*What the exercise asks*.
Write out the records again, substituting "marker" for every occurrence of "data-point". Keep everything else the same.

Layout annotation records:
((
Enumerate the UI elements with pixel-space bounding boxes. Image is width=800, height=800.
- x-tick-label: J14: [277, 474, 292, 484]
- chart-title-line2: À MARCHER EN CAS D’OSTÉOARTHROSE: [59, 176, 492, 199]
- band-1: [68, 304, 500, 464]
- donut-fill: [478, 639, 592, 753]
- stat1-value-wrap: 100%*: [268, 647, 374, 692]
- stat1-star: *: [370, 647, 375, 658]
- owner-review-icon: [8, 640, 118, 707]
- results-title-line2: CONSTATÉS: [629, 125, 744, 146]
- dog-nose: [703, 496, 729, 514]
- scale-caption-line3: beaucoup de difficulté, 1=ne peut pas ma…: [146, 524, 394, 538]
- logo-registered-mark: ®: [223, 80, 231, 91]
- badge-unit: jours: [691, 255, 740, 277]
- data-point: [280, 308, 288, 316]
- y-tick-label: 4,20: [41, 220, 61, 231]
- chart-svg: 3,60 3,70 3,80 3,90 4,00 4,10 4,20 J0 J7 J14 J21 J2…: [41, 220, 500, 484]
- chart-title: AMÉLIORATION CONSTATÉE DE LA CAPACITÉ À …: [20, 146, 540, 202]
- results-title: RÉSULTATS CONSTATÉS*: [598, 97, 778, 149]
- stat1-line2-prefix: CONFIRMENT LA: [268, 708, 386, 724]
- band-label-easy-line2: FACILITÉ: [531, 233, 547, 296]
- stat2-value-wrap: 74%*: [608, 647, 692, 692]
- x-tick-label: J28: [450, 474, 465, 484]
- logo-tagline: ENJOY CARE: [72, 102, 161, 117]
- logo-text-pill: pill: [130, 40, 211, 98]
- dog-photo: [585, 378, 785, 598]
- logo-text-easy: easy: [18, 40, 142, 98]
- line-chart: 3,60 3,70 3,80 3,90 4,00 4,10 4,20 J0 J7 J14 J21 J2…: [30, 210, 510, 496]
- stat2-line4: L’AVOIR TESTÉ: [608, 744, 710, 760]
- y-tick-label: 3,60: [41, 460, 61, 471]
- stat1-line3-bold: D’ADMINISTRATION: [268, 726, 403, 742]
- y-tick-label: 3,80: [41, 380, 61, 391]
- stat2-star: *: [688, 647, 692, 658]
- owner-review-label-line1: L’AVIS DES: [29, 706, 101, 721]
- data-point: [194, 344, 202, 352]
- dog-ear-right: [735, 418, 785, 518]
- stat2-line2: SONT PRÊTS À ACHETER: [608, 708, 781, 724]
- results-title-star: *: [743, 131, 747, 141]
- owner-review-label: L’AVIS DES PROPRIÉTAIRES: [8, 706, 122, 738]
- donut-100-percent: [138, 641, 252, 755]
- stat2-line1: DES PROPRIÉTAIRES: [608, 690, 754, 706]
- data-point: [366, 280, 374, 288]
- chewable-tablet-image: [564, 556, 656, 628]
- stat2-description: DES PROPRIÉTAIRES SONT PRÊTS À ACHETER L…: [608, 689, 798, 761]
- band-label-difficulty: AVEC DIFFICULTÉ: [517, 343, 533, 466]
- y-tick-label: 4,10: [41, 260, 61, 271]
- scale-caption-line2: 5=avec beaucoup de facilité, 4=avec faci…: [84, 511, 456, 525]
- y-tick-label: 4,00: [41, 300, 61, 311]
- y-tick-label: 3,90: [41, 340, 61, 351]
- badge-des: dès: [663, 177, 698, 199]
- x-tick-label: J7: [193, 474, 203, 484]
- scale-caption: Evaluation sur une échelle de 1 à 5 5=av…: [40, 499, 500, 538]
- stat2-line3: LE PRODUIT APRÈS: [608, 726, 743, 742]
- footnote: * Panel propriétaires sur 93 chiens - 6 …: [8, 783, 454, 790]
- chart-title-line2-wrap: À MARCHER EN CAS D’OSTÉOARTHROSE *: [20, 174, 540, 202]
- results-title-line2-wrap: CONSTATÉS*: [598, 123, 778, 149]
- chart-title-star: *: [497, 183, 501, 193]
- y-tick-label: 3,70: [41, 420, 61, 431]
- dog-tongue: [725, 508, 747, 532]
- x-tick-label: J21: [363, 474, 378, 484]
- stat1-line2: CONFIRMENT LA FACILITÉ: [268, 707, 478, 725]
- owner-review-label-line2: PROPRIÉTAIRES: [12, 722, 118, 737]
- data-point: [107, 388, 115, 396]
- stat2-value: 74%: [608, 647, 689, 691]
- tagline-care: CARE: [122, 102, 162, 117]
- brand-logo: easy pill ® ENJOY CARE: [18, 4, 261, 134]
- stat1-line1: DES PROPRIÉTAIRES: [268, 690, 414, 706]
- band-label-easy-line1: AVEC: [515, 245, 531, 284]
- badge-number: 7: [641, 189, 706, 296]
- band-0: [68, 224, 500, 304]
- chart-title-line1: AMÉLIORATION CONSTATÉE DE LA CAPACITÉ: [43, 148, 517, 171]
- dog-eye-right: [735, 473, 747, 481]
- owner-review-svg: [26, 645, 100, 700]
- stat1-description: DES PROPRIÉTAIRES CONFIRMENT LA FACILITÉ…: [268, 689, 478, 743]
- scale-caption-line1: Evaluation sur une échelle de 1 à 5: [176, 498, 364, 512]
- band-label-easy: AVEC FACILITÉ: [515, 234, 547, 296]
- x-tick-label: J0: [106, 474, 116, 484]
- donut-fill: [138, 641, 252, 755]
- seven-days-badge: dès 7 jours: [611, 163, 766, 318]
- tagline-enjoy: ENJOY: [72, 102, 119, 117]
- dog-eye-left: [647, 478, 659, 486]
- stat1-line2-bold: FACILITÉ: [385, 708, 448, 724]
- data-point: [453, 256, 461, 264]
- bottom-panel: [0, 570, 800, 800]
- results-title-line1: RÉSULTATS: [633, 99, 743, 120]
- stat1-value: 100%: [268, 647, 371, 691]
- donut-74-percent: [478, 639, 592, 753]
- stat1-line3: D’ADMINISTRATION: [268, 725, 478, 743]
))
*Correct output*.
Enumerate the UI elements with pixel-space bounding boxes. Image is width=800, height=800.
- x-tick-label: J14: [277, 474, 292, 484]
- chart-title-line2: À MARCHER EN CAS D’OSTÉOARTHROSE: [59, 176, 492, 199]
- band-1: [68, 304, 500, 464]
- donut-fill: [478, 639, 592, 753]
- stat1-value-wrap: 100%*: [268, 647, 374, 692]
- stat1-star: *: [370, 647, 375, 658]
- owner-review-icon: [8, 640, 118, 707]
- results-title-line2: CONSTATÉS: [629, 125, 744, 146]
- dog-nose: [703, 496, 729, 514]
- scale-caption-line3: beaucoup de difficulté, 1=ne peut pas ma…: [146, 524, 394, 538]
- logo-registered-mark: ®: [223, 80, 231, 91]
- badge-unit: jours: [691, 255, 740, 277]
- marker: [280, 308, 288, 316]
- y-tick-label: 4,20: [41, 220, 61, 231]
- chart-svg: 3,60 3,70 3,80 3,90 4,00 4,10 4,20 J0 J7 J14 J21 J2…: [41, 220, 500, 484]
- chart-title: AMÉLIORATION CONSTATÉE DE LA CAPACITÉ À …: [20, 146, 540, 202]
- results-title: RÉSULTATS CONSTATÉS*: [598, 97, 778, 149]
- stat1-line2-prefix: CONFIRMENT LA: [268, 708, 386, 724]
- band-label-easy-line2: FACILITÉ: [531, 233, 547, 296]
- stat2-value-wrap: 74%*: [608, 647, 692, 692]
- x-tick-label: J28: [450, 474, 465, 484]
- logo-tagline: ENJOY CARE: [72, 102, 161, 117]
- logo-text-pill: pill: [130, 40, 211, 98]
- dog-photo: [585, 378, 785, 598]
- logo-text-easy: easy: [18, 40, 142, 98]
- line-chart: 3,60 3,70 3,80 3,90 4,00 4,10 4,20 J0 J7 J14 J21 J2…: [30, 210, 510, 496]
- stat2-line4: L’AVOIR TESTÉ: [608, 744, 710, 760]
- y-tick-label: 3,60: [41, 460, 61, 471]
- stat1-line3-bold: D’ADMINISTRATION: [268, 726, 403, 742]
- y-tick-label: 3,80: [41, 380, 61, 391]
- stat2-star: *: [688, 647, 692, 658]
- owner-review-label-line1: L’AVIS DES: [29, 706, 101, 721]
- marker: [194, 344, 202, 352]
- dog-ear-right: [735, 418, 785, 518]
- stat2-line2: SONT PRÊTS À ACHETER: [608, 708, 781, 724]
- results-title-star: *: [743, 131, 747, 141]
- owner-review-label: L’AVIS DES PROPRIÉTAIRES: [8, 706, 122, 738]
- donut-100-percent: [138, 641, 252, 755]
- stat2-line1: DES PROPRIÉTAIRES: [608, 690, 754, 706]
- marker: [366, 280, 374, 288]
- chewable-tablet-image: [564, 556, 656, 628]
- stat2-description: DES PROPRIÉTAIRES SONT PRÊTS À ACHETER L…: [608, 689, 798, 761]
- band-label-difficulty: AVEC DIFFICULTÉ: [517, 343, 533, 466]
- y-tick-label: 4,10: [41, 260, 61, 271]
- scale-caption-line2: 5=avec beaucoup de facilité, 4=avec faci…: [84, 511, 456, 525]
- y-tick-label: 4,00: [41, 300, 61, 311]
- y-tick-label: 3,90: [41, 340, 61, 351]
- badge-des: dès: [663, 177, 698, 199]
- x-tick-label: J7: [193, 474, 203, 484]
- scale-caption: Evaluation sur une échelle de 1 à 5 5=av…: [40, 499, 500, 538]
- stat2-line3: LE PRODUIT APRÈS: [608, 726, 743, 742]
- footnote: * Panel propriétaires sur 93 chiens - 6 …: [8, 783, 454, 790]
- chart-title-line2-wrap: À MARCHER EN CAS D’OSTÉOARTHROSE *: [20, 174, 540, 202]
- results-title-line2-wrap: CONSTATÉS*: [598, 123, 778, 149]
- chart-title-star: *: [497, 183, 501, 193]
- y-tick-label: 3,70: [41, 420, 61, 431]
- dog-tongue: [725, 508, 747, 532]
- x-tick-label: J21: [363, 474, 378, 484]
- stat1-line2: CONFIRMENT LA FACILITÉ: [268, 707, 478, 725]
- owner-review-label-line2: PROPRIÉTAIRES: [12, 722, 118, 737]
- marker: [107, 388, 115, 396]
- stat2-value: 74%: [608, 647, 689, 691]
- tagline-care: CARE: [122, 102, 162, 117]
- brand-logo: easy pill ® ENJOY CARE: [18, 4, 261, 134]
- stat1-line1: DES PROPRIÉTAIRES: [268, 690, 414, 706]
- band-label-easy-line1: AVEC: [515, 245, 531, 284]
- badge-number: 7: [641, 189, 706, 296]
- band-0: [68, 224, 500, 304]
- chart-title-line1: AMÉLIORATION CONSTATÉE DE LA CAPACITÉ: [43, 148, 517, 171]
- dog-eye-right: [735, 473, 747, 481]
- owner-review-svg: [26, 645, 100, 700]
- stat1-description: DES PROPRIÉTAIRES CONFIRMENT LA FACILITÉ…: [268, 689, 478, 743]
- scale-caption-line1: Evaluation sur une échelle de 1 à 5: [176, 498, 364, 512]
- band-label-easy: AVEC FACILITÉ: [515, 234, 547, 296]
- x-tick-label: J0: [106, 474, 116, 484]
- donut-fill: [138, 641, 252, 755]
- seven-days-badge: dès 7 jours: [611, 163, 766, 318]
- tagline-enjoy: ENJOY: [72, 102, 119, 117]
- dog-eye-left: [647, 478, 659, 486]
- stat1-line2-bold: FACILITÉ: [385, 708, 448, 724]
- marker: [453, 256, 461, 264]
- bottom-panel: [0, 570, 800, 800]
- results-title-line1: RÉSULTATS: [633, 99, 743, 120]
- stat1-value: 100%: [268, 647, 371, 691]
- donut-74-percent: [478, 639, 592, 753]
- stat1-line3: D’ADMINISTRATION: [268, 725, 478, 743]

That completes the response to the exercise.